THE RECORDS -
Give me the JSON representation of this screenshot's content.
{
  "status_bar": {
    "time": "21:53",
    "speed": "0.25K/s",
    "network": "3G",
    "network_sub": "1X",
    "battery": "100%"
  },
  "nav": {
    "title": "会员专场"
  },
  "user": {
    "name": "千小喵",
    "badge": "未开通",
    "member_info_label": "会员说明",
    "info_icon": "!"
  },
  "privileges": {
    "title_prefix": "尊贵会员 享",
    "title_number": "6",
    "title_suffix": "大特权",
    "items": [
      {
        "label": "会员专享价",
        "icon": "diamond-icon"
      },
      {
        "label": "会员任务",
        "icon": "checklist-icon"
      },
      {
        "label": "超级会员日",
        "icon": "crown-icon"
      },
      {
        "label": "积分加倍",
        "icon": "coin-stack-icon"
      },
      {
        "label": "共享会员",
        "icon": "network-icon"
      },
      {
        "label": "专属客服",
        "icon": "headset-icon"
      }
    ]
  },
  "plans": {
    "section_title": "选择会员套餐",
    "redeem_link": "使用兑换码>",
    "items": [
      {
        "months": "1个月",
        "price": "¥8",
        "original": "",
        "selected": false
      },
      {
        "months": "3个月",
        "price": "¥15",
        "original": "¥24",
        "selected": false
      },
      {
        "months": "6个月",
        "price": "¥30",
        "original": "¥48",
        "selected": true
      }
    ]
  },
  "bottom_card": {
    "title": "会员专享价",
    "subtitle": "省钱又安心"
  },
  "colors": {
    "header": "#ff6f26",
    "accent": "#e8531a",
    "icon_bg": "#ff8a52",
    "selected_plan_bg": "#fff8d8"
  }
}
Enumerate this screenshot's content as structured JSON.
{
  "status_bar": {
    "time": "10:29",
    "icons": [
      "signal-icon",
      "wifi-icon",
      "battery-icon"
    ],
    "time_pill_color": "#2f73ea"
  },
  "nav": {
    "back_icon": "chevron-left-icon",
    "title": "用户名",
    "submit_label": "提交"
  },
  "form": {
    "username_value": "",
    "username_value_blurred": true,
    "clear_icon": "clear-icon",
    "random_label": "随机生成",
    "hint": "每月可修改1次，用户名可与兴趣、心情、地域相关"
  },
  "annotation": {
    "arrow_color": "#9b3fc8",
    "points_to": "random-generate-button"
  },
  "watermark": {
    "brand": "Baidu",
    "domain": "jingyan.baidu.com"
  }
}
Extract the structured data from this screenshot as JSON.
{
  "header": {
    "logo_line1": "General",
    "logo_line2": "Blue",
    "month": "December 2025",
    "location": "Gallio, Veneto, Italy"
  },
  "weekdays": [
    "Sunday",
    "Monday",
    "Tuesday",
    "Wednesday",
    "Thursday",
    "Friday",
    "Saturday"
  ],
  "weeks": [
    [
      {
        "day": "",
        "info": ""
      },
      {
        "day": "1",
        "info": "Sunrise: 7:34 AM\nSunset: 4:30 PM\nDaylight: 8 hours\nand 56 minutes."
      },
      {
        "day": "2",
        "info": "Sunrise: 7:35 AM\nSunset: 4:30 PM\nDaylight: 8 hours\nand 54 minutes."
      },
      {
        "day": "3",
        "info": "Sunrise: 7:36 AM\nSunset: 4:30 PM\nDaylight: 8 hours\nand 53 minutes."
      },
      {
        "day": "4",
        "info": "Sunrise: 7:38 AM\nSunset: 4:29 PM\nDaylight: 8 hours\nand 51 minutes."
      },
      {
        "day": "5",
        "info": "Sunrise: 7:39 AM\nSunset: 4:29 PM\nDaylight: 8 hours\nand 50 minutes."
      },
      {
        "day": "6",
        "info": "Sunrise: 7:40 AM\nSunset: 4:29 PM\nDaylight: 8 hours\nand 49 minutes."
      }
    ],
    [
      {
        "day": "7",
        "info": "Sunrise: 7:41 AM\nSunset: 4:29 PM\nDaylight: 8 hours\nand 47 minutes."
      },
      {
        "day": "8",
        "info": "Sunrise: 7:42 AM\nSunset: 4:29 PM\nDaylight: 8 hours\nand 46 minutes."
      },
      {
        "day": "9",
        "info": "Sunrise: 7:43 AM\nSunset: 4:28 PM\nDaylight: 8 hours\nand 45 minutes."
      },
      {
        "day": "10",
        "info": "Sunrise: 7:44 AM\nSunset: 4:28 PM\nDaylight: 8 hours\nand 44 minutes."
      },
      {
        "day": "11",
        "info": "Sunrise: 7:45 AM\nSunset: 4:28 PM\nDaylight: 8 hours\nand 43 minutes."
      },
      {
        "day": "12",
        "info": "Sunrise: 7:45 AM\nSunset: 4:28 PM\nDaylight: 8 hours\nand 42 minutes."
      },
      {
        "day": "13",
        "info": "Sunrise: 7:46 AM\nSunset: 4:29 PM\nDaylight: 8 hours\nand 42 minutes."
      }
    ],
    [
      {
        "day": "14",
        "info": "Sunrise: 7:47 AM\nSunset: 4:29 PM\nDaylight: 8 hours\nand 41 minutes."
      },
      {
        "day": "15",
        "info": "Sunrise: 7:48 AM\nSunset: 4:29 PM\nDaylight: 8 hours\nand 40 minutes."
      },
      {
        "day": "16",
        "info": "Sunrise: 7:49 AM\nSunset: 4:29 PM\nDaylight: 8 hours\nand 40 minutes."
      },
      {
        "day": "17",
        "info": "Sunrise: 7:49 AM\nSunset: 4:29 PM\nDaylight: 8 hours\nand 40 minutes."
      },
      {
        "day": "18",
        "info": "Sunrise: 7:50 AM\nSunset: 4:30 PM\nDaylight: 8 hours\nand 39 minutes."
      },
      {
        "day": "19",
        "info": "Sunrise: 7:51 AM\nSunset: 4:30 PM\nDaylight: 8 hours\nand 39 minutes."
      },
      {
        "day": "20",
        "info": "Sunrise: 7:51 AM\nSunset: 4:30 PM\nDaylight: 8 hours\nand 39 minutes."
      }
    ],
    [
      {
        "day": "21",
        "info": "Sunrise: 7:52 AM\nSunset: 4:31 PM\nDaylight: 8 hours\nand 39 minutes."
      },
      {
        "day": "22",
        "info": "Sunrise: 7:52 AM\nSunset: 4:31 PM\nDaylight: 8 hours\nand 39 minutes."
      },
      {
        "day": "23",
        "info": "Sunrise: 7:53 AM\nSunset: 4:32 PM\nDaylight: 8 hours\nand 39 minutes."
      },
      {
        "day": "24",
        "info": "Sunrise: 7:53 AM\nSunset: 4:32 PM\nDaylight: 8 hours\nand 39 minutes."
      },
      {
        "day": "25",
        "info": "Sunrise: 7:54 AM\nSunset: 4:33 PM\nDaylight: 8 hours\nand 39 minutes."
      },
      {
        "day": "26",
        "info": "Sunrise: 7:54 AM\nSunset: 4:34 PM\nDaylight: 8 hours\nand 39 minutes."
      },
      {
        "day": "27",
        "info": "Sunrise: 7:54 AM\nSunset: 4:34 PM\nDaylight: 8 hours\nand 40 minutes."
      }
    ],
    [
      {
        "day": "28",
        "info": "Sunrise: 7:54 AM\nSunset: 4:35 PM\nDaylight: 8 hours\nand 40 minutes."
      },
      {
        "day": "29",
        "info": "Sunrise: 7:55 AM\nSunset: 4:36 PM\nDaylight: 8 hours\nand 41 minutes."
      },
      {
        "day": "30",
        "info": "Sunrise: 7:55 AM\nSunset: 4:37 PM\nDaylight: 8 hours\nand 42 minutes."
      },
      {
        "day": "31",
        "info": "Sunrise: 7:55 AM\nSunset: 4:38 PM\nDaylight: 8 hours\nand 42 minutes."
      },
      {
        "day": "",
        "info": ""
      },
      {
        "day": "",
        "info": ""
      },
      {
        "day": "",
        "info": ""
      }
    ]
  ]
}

WHAT YOU NEED TO DO -
Show, from the listing above, each line that contains the word "screenshot".

FINISHED TASK -
Give me the JSON representation of this screenshot's content.
Enumerate this screenshot's content as structured JSON.
Extract the structured data from this screenshot as JSON.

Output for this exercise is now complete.